Return a copy of every line in the records that includes the word "JSON".
[start of Listed records]
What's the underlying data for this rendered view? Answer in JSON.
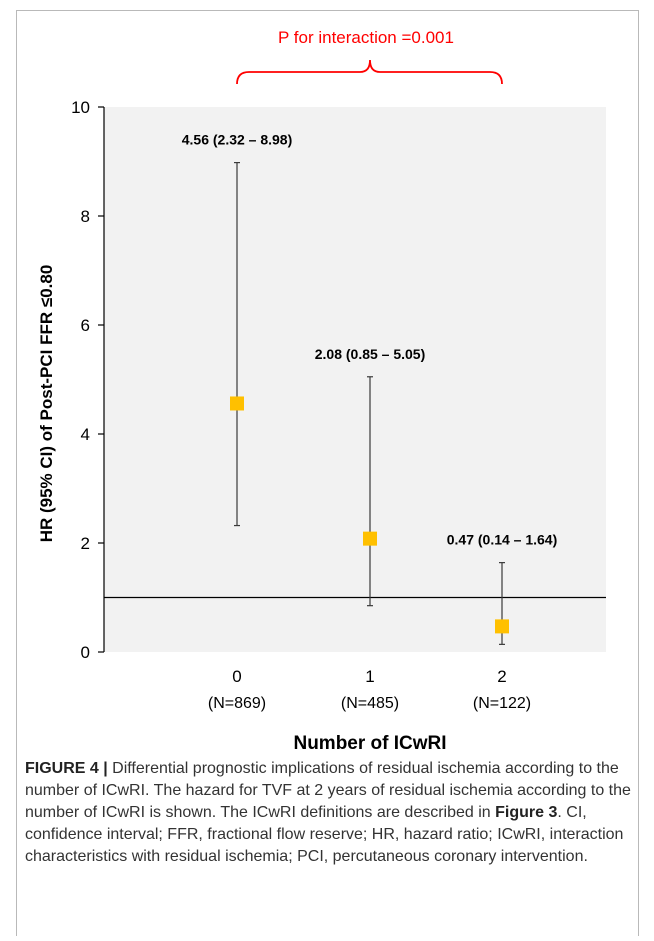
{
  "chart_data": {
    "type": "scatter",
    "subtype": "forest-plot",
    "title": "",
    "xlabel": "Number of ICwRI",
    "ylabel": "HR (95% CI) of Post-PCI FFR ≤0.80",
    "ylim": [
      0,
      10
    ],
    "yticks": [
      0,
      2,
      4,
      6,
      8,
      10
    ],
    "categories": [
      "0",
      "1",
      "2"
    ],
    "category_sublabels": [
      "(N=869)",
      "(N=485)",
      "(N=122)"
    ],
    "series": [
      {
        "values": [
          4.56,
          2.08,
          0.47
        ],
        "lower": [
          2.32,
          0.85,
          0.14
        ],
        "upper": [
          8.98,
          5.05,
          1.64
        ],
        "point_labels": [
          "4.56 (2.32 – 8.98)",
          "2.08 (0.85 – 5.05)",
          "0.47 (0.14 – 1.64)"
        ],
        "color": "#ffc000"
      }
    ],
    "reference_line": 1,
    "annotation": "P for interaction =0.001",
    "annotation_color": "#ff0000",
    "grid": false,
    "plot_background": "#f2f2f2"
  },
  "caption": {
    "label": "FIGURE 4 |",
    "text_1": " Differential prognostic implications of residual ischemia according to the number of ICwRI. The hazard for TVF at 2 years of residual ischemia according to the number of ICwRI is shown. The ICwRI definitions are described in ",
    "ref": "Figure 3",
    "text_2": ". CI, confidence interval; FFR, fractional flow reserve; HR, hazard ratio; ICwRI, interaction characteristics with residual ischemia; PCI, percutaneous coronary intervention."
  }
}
[end of Listed records]
[start of Listed records]
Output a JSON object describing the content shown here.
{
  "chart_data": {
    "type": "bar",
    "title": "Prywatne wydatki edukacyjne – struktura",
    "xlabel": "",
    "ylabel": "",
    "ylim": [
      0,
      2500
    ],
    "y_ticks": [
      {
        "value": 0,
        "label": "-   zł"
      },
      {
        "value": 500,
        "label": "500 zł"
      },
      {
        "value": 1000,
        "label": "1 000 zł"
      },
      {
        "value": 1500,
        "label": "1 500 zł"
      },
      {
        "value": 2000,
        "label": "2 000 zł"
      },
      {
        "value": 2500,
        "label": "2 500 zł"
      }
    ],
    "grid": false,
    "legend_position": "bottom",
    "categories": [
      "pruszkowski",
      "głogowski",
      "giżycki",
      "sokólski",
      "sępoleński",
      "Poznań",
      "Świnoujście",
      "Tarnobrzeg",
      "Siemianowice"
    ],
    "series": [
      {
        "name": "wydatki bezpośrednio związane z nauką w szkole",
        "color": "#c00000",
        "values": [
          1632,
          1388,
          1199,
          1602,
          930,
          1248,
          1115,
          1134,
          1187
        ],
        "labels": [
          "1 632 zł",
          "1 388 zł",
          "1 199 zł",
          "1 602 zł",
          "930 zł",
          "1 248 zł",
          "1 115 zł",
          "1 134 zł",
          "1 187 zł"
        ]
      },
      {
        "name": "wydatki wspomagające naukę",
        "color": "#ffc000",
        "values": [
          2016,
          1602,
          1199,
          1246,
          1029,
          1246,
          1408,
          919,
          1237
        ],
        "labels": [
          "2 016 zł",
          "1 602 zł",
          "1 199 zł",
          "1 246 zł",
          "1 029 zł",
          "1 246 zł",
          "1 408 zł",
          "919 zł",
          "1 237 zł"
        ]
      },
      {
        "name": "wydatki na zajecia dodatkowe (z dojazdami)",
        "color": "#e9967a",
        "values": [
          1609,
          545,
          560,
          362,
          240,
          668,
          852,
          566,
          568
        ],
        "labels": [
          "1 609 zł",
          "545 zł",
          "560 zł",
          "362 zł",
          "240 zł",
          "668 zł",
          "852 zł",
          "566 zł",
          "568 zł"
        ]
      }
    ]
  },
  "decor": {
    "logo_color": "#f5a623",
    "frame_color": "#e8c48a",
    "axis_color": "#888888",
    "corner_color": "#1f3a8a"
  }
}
[end of Listed records]
_Full answer_:
What's the underlying data for this rendered view? Answer in JSON.
Output a JSON object describing the content shown here.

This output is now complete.